>> Start

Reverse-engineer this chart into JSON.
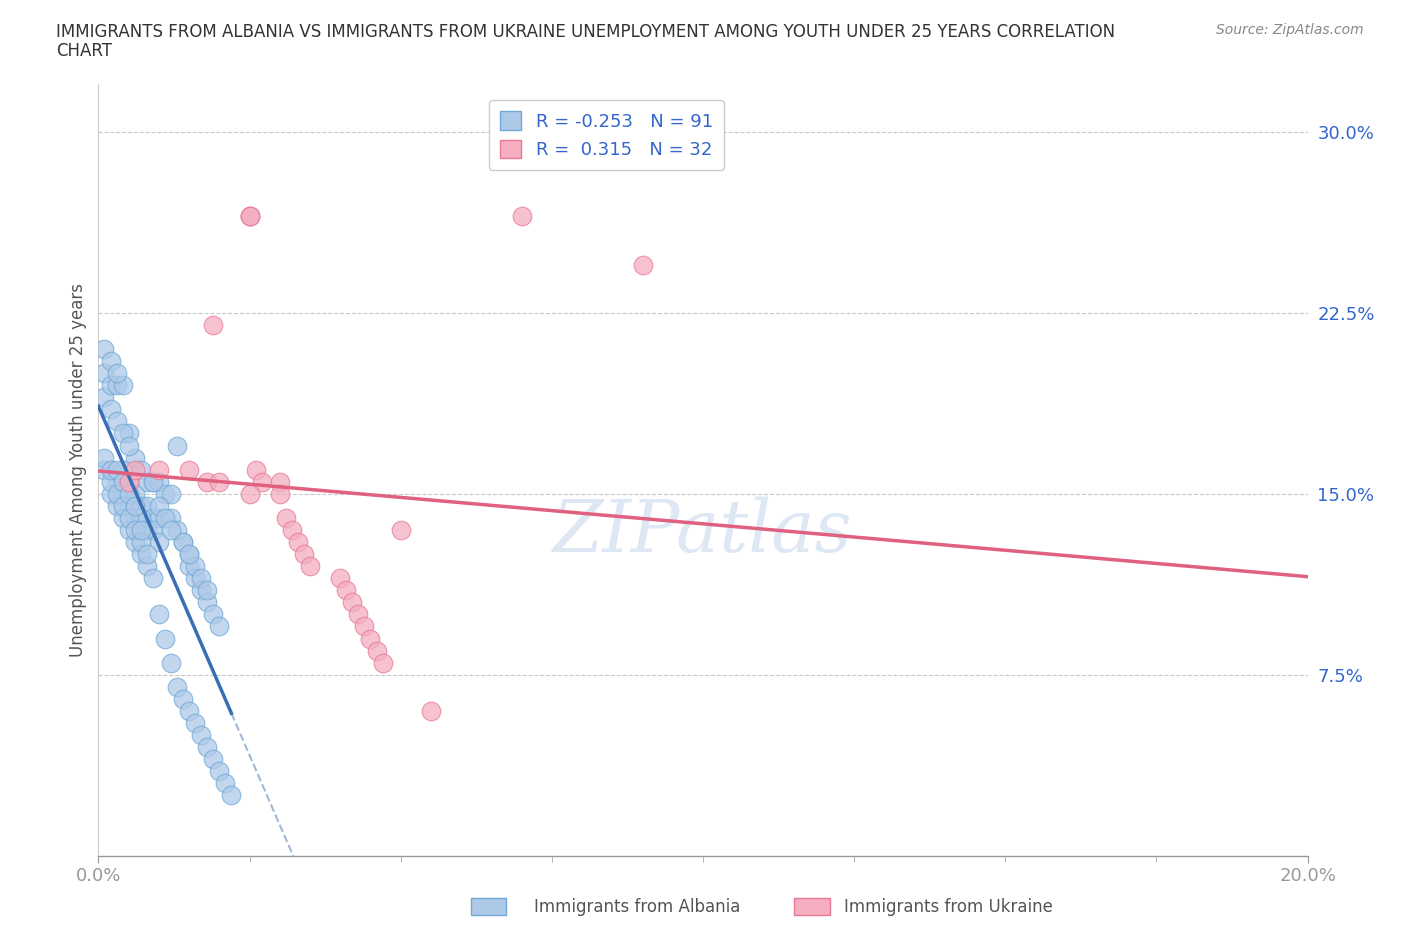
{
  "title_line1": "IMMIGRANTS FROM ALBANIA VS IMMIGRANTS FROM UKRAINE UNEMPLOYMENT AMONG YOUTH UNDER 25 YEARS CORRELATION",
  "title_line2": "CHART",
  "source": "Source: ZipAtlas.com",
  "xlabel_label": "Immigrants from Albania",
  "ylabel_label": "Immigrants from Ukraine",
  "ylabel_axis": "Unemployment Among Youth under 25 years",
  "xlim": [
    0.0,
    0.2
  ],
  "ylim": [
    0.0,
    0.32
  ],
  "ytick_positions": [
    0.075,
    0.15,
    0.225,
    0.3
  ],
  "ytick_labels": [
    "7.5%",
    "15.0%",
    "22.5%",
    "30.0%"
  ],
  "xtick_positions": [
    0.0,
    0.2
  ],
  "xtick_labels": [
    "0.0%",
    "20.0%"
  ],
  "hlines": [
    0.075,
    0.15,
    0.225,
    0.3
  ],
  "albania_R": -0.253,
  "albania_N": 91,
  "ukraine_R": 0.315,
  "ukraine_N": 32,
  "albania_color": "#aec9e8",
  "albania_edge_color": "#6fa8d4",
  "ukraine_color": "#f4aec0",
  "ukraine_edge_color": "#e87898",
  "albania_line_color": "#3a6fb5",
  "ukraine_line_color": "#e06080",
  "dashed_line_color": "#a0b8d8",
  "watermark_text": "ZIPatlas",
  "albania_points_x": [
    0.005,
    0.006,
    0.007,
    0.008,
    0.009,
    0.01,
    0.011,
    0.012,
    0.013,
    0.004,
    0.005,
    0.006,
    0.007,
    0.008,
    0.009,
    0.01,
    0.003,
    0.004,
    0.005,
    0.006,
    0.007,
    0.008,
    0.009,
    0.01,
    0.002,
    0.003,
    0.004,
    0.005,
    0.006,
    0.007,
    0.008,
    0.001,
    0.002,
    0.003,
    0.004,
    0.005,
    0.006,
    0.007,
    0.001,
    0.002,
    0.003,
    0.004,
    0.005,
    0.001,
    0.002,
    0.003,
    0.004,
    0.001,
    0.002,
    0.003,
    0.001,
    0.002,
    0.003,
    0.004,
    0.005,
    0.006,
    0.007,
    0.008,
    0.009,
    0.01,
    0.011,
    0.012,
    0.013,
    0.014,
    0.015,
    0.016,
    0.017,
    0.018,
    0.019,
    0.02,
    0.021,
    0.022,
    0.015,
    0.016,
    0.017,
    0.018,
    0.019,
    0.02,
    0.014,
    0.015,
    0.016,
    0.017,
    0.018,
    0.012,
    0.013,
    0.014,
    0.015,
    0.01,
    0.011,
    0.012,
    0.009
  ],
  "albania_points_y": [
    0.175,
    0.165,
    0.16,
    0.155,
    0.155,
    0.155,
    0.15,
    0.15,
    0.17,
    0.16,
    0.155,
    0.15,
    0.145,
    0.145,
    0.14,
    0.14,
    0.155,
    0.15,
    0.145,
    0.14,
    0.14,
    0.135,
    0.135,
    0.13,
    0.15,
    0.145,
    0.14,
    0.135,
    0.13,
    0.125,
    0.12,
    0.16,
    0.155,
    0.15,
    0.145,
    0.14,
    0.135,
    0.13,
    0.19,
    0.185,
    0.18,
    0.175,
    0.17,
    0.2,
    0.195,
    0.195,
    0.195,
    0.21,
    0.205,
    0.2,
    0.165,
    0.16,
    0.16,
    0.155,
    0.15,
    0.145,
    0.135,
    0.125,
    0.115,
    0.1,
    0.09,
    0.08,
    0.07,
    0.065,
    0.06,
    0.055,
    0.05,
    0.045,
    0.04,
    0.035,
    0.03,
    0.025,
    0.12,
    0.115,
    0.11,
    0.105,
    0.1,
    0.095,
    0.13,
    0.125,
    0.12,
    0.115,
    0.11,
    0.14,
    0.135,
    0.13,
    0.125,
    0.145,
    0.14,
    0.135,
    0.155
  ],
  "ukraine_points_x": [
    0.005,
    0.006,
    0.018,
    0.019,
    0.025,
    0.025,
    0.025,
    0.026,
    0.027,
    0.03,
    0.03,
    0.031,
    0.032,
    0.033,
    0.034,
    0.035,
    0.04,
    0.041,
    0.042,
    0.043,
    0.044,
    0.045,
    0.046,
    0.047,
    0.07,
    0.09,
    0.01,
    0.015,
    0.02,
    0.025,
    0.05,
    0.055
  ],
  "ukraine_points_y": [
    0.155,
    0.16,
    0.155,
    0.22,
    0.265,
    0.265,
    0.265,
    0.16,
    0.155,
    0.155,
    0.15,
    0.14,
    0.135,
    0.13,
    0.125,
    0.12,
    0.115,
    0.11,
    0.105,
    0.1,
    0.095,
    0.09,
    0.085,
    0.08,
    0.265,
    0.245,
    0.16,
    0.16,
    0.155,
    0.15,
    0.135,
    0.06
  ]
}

>> End
>> Start

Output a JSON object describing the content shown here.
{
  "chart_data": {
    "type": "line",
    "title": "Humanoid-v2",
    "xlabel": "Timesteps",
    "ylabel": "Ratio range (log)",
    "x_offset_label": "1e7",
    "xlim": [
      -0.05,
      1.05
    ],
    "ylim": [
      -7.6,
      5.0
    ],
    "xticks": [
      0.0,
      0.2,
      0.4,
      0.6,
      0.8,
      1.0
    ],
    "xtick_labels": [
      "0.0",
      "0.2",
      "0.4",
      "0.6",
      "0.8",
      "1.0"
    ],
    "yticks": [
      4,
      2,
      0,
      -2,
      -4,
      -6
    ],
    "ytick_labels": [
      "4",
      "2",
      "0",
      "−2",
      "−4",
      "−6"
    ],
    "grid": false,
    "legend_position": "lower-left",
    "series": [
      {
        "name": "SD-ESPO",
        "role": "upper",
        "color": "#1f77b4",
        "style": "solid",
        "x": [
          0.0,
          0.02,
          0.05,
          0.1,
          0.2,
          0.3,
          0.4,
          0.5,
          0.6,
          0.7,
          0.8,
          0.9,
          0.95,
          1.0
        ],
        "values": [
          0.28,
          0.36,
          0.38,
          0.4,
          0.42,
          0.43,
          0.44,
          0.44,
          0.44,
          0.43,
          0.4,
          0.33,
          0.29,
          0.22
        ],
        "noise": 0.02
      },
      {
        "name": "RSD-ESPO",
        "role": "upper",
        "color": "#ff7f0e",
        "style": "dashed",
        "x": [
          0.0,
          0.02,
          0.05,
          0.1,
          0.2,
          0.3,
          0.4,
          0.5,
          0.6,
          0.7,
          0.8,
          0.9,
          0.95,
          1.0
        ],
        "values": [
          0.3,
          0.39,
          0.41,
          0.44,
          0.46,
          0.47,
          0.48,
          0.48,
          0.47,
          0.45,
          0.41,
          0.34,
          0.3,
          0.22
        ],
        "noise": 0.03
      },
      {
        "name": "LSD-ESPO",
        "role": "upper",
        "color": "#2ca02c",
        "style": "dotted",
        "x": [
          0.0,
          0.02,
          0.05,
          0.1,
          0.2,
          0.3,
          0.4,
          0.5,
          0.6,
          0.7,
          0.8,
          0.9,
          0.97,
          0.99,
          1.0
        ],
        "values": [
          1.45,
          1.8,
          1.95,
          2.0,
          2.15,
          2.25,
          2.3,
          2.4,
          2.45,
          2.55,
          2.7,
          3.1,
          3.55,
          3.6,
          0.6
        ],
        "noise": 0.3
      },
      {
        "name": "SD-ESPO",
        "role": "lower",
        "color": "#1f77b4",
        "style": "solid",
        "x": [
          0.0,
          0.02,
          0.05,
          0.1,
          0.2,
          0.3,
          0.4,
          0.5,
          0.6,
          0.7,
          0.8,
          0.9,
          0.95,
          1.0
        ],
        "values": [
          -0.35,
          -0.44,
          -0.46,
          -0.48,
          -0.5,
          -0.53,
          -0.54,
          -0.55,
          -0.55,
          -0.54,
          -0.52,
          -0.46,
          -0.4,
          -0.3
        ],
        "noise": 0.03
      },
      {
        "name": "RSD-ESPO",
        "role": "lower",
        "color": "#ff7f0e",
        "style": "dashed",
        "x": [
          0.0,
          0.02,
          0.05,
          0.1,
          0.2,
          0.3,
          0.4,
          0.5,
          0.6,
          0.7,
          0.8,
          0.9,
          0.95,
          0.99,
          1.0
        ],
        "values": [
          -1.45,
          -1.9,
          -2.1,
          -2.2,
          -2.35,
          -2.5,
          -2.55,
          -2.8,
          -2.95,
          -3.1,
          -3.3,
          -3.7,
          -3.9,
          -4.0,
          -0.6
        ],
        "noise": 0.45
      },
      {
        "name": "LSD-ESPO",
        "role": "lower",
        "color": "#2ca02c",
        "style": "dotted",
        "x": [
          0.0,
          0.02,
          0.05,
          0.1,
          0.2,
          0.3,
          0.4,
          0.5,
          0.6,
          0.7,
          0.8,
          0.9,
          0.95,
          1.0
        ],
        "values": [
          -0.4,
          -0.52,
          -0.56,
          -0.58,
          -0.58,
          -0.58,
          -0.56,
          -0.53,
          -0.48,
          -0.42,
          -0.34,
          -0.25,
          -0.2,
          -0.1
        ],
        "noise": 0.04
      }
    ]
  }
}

>> End

From the data, collect all lines where the string "JSON" appears.

Written solution
Reverse-engineer this chart into JSON.
Output a JSON object describing the content shown here.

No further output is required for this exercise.